• What the task asks: Each record should be written out exactly as it stands.

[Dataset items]
--

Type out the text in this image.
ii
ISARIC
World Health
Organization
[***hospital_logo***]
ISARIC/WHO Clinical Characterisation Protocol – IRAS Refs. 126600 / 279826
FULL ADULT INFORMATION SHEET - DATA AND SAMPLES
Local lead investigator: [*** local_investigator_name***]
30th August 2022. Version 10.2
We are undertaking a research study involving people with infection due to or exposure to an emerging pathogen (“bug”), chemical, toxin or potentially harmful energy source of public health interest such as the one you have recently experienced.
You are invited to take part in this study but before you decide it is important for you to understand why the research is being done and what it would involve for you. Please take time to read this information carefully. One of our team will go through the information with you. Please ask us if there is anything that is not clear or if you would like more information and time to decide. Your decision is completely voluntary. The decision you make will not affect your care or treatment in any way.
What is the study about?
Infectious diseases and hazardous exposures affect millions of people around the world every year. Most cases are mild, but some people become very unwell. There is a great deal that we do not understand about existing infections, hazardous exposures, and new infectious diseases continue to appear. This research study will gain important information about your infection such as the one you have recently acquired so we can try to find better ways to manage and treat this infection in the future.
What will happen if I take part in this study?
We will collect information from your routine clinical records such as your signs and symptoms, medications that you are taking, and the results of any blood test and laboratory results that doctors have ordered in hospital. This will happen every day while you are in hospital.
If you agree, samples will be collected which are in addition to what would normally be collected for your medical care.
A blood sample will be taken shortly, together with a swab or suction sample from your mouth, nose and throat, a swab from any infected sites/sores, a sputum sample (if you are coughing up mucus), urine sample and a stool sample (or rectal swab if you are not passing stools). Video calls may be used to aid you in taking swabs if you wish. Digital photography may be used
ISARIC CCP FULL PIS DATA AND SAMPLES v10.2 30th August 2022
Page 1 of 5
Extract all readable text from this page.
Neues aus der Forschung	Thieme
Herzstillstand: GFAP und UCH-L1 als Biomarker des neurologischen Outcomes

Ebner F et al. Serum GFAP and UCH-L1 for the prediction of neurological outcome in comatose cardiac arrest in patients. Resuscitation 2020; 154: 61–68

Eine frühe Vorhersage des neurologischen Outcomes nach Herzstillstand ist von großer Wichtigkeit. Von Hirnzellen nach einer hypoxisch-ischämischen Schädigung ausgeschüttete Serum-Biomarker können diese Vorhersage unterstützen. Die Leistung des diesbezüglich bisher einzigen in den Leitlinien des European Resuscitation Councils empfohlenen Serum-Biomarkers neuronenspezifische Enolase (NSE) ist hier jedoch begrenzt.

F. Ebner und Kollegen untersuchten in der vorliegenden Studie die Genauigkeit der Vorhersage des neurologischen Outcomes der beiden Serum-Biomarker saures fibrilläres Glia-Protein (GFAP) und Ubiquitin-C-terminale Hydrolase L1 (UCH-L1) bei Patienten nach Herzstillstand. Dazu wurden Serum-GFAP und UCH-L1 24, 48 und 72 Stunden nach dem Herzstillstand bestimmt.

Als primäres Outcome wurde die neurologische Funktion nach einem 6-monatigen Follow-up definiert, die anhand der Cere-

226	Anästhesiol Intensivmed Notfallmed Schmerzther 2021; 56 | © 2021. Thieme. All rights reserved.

--

• Output below:
Type out the text in this image.
ii
ISARIC
World Health
Organization
[***hospital_logo***]
ISARIC/WHO Clinical Characterisation Protocol – IRAS Refs. 126600 / 279826
FULL ADULT INFORMATION SHEET - DATA AND SAMPLES
Local lead investigator: [*** local_investigator_name***]
30th August 2022. Version 10.2
We are undertaking a research study involving people with infection due to or exposure to an emerging pathogen (“bug”), chemical, toxin or potentially harmful energy source of public health interest such as the one you have recently experienced.
You are invited to take part in this study but before you decide it is important for you to understand why the research is being done and what it would involve for you. Please take time to read this information carefully. One of our team will go through the information with you. Please ask us if there is anything that is not clear or if you would like more information and time to decide. Your decision is completely voluntary. The decision you make will not affect your care or treatment in any way.
What is the study about?
Infectious diseases and hazardous exposures affect millions of people around the world every year. Most cases are mild, but some people become very unwell. There is a great deal that we do not understand about existing infections, hazardous exposures, and new infectious diseases continue to appear. This research study will gain important information about your infection such as the one you have recently acquired so we can try to find better ways to manage and treat this infection in the future.
What will happen if I take part in this study?
We will collect information from your routine clinical records such as your signs and symptoms, medications that you are taking, and the results of any blood test and laboratory results that doctors have ordered in hospital. This will happen every day while you are in hospital.
If you agree, samples will be collected which are in addition to what would normally be collected for your medical care.
A blood sample will be taken shortly, together with a swab or suction sample from your mouth, nose and throat, a swab from any infected sites/sores, a sputum sample (if you are coughing up mucus), urine sample and a stool sample (or rectal swab if you are not passing stools). Video calls may be used to aid you in taking swabs if you wish. Digital photography may be used
ISARIC CCP FULL PIS DATA AND SAMPLES v10.2 30th August 2022
Page 1 of 5
Extract all readable text from this page.
Neues aus der Forschung	Thieme
Herzstillstand: GFAP und UCH-L1 als Biomarker des neurologischen Outcomes

Ebner F et al. Serum GFAP and UCH-L1 for the prediction of neurological outcome in comatose cardiac arrest in patients. Resuscitation 2020; 154: 61–68

Eine frühe Vorhersage des neurologischen Outcomes nach Herzstillstand ist von großer Wichtigkeit. Von Hirnzellen nach einer hypoxisch-ischämischen Schädigung ausgeschüttete Serum-Biomarker können diese Vorhersage unterstützen. Die Leistung des diesbezüglich bisher einzigen in den Leitlinien des European Resuscitation Councils empfohlenen Serum-Biomarkers neuronenspezifische Enolase (NSE) ist hier jedoch begrenzt.

F. Ebner und Kollegen untersuchten in der vorliegenden Studie die Genauigkeit der Vorhersage des neurologischen Outcomes der beiden Serum-Biomarker saures fibrilläres Glia-Protein (GFAP) und Ubiquitin-C-terminale Hydrolase L1 (UCH-L1) bei Patienten nach Herzstillstand. Dazu wurden Serum-GFAP und UCH-L1 24, 48 und 72 Stunden nach dem Herzstillstand bestimmt.

Als primäres Outcome wurde die neurologische Funktion nach einem 6-monatigen Follow-up definiert, die anhand der Cere-

226	Anästhesiol Intensivmed Notfallmed Schmerzther 2021; 56 | © 2021. Thieme. All rights reserved.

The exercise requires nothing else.